§ **What is being asked**: Search the material below for the word "Кустанайская". Copy every line that has it.

§ **Data to use**:
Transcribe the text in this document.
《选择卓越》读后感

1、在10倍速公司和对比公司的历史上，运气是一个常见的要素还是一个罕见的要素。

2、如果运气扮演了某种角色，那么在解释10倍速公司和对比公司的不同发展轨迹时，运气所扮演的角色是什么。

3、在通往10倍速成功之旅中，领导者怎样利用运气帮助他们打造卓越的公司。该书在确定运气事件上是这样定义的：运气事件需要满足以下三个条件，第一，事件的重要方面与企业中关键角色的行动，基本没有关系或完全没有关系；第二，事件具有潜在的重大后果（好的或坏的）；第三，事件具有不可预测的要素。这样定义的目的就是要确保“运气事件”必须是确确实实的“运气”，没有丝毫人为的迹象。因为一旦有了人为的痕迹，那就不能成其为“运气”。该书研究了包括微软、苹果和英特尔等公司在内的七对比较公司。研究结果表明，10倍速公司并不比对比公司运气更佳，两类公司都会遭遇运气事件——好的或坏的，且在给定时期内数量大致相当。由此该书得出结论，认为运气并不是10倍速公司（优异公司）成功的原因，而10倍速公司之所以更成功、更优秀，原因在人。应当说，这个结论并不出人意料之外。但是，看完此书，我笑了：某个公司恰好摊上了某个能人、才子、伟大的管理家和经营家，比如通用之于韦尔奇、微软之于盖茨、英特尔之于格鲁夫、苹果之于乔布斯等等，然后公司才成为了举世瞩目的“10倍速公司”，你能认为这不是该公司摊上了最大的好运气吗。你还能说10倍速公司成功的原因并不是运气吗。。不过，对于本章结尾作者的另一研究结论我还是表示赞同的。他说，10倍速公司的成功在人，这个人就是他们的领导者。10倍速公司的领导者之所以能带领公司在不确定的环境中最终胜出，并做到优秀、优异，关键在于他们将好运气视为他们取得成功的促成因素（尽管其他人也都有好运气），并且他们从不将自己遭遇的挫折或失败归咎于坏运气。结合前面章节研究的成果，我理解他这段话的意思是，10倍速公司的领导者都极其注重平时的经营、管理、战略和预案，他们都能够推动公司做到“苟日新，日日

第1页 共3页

...

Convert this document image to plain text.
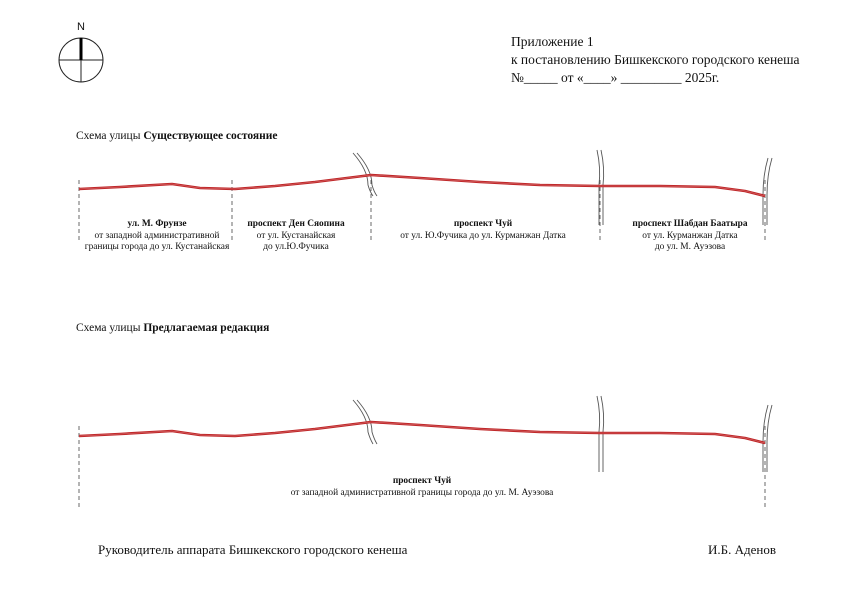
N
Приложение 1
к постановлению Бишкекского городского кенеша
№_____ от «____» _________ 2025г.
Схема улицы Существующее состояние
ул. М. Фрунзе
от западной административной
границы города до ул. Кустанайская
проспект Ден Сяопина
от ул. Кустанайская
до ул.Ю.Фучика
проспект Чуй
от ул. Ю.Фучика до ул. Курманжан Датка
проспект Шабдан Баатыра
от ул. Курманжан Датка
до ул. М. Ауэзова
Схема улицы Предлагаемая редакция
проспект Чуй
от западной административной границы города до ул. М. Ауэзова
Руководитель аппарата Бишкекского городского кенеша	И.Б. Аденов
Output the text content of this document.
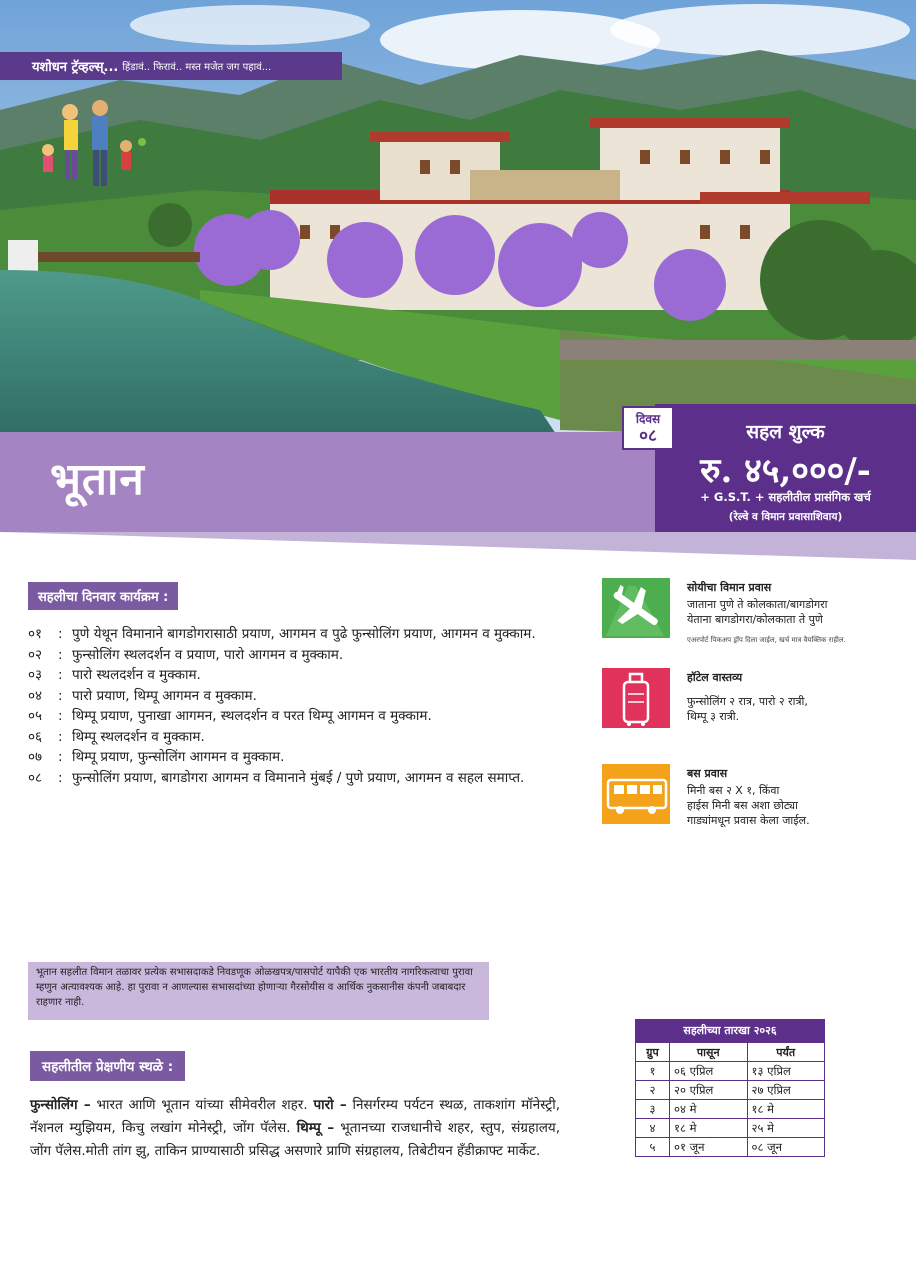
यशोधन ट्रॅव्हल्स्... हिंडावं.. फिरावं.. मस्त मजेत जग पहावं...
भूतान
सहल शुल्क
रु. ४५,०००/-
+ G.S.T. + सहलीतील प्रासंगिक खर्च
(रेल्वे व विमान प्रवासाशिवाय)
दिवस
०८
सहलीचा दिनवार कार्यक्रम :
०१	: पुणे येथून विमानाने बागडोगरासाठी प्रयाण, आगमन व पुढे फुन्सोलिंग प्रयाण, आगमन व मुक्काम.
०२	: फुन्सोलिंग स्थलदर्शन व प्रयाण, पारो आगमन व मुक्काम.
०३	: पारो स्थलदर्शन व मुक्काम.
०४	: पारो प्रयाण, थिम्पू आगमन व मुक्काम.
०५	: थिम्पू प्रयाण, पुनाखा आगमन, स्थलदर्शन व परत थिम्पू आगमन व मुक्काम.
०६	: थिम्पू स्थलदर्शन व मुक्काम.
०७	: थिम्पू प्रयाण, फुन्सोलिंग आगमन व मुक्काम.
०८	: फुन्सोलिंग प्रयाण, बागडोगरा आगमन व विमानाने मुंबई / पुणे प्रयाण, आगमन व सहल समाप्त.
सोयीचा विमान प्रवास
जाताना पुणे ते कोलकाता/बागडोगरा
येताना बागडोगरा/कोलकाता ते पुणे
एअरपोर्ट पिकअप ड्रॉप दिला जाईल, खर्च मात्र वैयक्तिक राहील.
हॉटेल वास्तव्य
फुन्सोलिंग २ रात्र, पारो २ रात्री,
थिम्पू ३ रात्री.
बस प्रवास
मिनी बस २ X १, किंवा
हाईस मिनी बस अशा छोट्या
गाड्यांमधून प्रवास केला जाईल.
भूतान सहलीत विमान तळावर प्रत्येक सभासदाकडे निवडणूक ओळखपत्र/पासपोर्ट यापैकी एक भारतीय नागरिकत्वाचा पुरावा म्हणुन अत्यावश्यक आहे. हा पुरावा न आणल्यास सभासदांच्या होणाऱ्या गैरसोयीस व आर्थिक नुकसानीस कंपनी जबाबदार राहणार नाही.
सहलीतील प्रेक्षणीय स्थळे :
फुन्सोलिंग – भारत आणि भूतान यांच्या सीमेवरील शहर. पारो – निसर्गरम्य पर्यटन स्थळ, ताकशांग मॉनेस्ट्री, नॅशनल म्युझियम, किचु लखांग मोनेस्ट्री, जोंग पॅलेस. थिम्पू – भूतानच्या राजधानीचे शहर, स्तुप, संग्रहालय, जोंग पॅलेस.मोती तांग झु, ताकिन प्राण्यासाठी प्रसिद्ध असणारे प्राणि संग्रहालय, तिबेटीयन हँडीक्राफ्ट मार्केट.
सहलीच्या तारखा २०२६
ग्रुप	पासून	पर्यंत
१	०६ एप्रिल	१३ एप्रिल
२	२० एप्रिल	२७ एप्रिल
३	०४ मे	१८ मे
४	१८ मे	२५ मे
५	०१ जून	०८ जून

§ **Completed task**:
границы города до ул. Кустанайская
от ул. Кустанайская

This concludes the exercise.